:: Dataset rows about figures ::
++++

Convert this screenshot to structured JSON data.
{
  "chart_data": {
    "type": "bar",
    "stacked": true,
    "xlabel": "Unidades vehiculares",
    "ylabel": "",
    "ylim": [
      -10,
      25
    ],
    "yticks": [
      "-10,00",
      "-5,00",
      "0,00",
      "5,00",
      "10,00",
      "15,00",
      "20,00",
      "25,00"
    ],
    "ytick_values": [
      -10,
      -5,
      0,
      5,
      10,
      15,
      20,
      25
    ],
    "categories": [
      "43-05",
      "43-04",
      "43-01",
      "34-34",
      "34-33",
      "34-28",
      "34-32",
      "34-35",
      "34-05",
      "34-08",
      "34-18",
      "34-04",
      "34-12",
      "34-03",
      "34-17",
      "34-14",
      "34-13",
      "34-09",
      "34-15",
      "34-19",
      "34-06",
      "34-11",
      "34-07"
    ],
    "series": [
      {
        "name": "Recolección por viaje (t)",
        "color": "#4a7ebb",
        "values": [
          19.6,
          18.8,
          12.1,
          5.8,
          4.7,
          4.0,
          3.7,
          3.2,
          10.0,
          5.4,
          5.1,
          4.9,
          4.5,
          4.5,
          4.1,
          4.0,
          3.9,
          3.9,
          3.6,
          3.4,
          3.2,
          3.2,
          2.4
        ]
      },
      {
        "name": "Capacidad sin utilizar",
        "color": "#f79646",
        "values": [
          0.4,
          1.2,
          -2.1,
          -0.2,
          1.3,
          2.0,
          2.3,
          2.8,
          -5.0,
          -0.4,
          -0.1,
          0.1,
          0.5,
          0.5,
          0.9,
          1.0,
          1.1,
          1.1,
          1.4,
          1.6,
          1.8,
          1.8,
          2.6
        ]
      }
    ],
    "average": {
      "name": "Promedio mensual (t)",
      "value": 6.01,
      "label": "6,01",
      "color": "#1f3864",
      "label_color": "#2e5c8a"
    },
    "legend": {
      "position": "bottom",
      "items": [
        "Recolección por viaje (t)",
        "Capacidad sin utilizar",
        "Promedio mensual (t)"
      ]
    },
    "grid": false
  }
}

++++

:: BRIEF ::
Please reproduce the entire listing, exactly as shown.

:: ANSWER BELOW ::
Convert this screenshot to structured JSON data.
{
  "chart_data": {
    "type": "bar",
    "stacked": true,
    "xlabel": "Unidades vehiculares",
    "ylabel": "",
    "ylim": [
      -10,
      25
    ],
    "yticks": [
      "-10,00",
      "-5,00",
      "0,00",
      "5,00",
      "10,00",
      "15,00",
      "20,00",
      "25,00"
    ],
    "ytick_values": [
      -10,
      -5,
      0,
      5,
      10,
      15,
      20,
      25
    ],
    "categories": [
      "43-05",
      "43-04",
      "43-01",
      "34-34",
      "34-33",
      "34-28",
      "34-32",
      "34-35",
      "34-05",
      "34-08",
      "34-18",
      "34-04",
      "34-12",
      "34-03",
      "34-17",
      "34-14",
      "34-13",
      "34-09",
      "34-15",
      "34-19",
      "34-06",
      "34-11",
      "34-07"
    ],
    "series": [
      {
        "name": "Recolección por viaje (t)",
        "color": "#4a7ebb",
        "values": [
          19.6,
          18.8,
          12.1,
          5.8,
          4.7,
          4.0,
          3.7,
          3.2,
          10.0,
          5.4,
          5.1,
          4.9,
          4.5,
          4.5,
          4.1,
          4.0,
          3.9,
          3.9,
          3.6,
          3.4,
          3.2,
          3.2,
          2.4
        ]
      },
      {
        "name": "Capacidad sin utilizar",
        "color": "#f79646",
        "values": [
          0.4,
          1.2,
          -2.1,
          -0.2,
          1.3,
          2.0,
          2.3,
          2.8,
          -5.0,
          -0.4,
          -0.1,
          0.1,
          0.5,
          0.5,
          0.9,
          1.0,
          1.1,
          1.1,
          1.4,
          1.6,
          1.8,
          1.8,
          2.6
        ]
      }
    ],
    "average": {
      "name": "Promedio mensual (t)",
      "value": 6.01,
      "label": "6,01",
      "color": "#1f3864",
      "label_color": "#2e5c8a"
    },
    "legend": {
      "position": "bottom",
      "items": [
        "Recolección por viaje (t)",
        "Capacidad sin utilizar",
        "Promedio mensual (t)"
      ]
    },
    "grid": false
  }
}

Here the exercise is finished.